■ Exercise requirements ■
Gather all lines in the records below that include the word "Transported".
[Raw records start]
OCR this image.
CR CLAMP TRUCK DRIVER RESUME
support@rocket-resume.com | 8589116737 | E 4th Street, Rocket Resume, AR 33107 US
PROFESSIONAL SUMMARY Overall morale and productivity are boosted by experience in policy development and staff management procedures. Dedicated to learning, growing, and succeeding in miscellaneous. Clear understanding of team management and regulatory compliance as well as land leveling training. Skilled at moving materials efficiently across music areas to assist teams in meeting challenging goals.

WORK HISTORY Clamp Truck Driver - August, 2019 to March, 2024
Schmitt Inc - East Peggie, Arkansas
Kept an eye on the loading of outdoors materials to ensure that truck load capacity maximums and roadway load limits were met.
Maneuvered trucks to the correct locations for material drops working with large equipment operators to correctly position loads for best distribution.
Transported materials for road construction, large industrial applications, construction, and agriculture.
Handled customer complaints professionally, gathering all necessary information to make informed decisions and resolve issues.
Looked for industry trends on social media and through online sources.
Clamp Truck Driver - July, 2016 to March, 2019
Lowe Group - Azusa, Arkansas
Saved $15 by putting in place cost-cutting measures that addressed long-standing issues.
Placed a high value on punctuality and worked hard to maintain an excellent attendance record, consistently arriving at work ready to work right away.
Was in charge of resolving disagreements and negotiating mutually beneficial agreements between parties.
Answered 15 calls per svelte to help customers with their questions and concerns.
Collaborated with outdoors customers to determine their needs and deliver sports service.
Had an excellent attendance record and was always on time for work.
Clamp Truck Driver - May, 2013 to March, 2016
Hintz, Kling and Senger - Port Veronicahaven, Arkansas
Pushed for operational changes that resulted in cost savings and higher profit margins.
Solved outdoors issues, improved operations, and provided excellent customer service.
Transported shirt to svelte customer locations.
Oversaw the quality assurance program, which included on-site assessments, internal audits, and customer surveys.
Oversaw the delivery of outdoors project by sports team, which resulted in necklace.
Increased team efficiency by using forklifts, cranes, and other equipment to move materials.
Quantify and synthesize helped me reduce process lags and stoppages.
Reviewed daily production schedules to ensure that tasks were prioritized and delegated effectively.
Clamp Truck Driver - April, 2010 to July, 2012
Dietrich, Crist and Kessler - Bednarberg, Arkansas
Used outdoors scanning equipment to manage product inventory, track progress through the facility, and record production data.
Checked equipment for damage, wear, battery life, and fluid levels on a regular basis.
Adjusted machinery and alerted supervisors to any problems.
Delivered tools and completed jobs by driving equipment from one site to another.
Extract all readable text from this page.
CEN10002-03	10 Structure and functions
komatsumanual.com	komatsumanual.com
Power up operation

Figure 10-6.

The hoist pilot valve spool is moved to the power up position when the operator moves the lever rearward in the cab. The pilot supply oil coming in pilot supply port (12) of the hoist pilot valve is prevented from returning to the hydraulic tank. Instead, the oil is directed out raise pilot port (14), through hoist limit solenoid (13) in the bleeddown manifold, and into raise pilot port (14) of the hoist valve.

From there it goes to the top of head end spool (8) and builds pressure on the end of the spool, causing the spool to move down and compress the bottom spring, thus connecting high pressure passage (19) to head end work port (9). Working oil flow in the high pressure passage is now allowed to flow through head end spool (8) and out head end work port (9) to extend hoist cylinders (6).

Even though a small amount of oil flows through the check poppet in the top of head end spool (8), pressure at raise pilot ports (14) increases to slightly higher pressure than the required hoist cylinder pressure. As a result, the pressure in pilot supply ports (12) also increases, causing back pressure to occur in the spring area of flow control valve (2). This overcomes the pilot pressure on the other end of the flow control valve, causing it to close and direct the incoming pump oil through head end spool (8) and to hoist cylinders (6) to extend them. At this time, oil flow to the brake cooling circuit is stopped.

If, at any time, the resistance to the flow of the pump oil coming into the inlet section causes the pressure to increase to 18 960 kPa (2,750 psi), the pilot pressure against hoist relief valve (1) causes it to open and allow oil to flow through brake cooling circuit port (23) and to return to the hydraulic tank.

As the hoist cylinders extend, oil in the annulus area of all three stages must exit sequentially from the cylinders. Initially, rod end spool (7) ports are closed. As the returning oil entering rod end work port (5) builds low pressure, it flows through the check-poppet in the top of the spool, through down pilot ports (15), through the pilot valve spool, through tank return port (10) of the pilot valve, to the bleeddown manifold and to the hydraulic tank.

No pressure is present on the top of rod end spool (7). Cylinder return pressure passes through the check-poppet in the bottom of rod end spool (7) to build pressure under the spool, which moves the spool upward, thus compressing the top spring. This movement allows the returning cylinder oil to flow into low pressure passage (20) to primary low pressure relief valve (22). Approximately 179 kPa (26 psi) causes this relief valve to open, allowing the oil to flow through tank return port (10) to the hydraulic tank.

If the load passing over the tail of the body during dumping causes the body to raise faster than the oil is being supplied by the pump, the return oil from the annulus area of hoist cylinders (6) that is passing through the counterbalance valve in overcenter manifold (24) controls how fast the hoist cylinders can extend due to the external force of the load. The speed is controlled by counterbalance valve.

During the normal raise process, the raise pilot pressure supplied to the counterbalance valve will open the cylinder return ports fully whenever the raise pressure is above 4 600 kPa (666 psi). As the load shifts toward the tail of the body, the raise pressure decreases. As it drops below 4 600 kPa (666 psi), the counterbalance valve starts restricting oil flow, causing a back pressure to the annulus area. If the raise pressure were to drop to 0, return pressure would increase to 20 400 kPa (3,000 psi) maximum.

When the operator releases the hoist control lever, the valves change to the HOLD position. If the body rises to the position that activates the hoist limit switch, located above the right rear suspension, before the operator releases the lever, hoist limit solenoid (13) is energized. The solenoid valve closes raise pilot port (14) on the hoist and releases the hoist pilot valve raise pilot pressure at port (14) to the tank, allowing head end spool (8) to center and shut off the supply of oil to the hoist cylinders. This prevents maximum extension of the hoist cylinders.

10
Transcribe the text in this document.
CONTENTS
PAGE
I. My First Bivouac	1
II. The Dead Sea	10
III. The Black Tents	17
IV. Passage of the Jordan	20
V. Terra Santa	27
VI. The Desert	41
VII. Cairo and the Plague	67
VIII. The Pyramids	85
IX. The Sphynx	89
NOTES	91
[Raw records end]
■ The output ■
Transported materials for road construction, large industrial applications, construction, and agriculture.
Transported shirt to svelte customer locations.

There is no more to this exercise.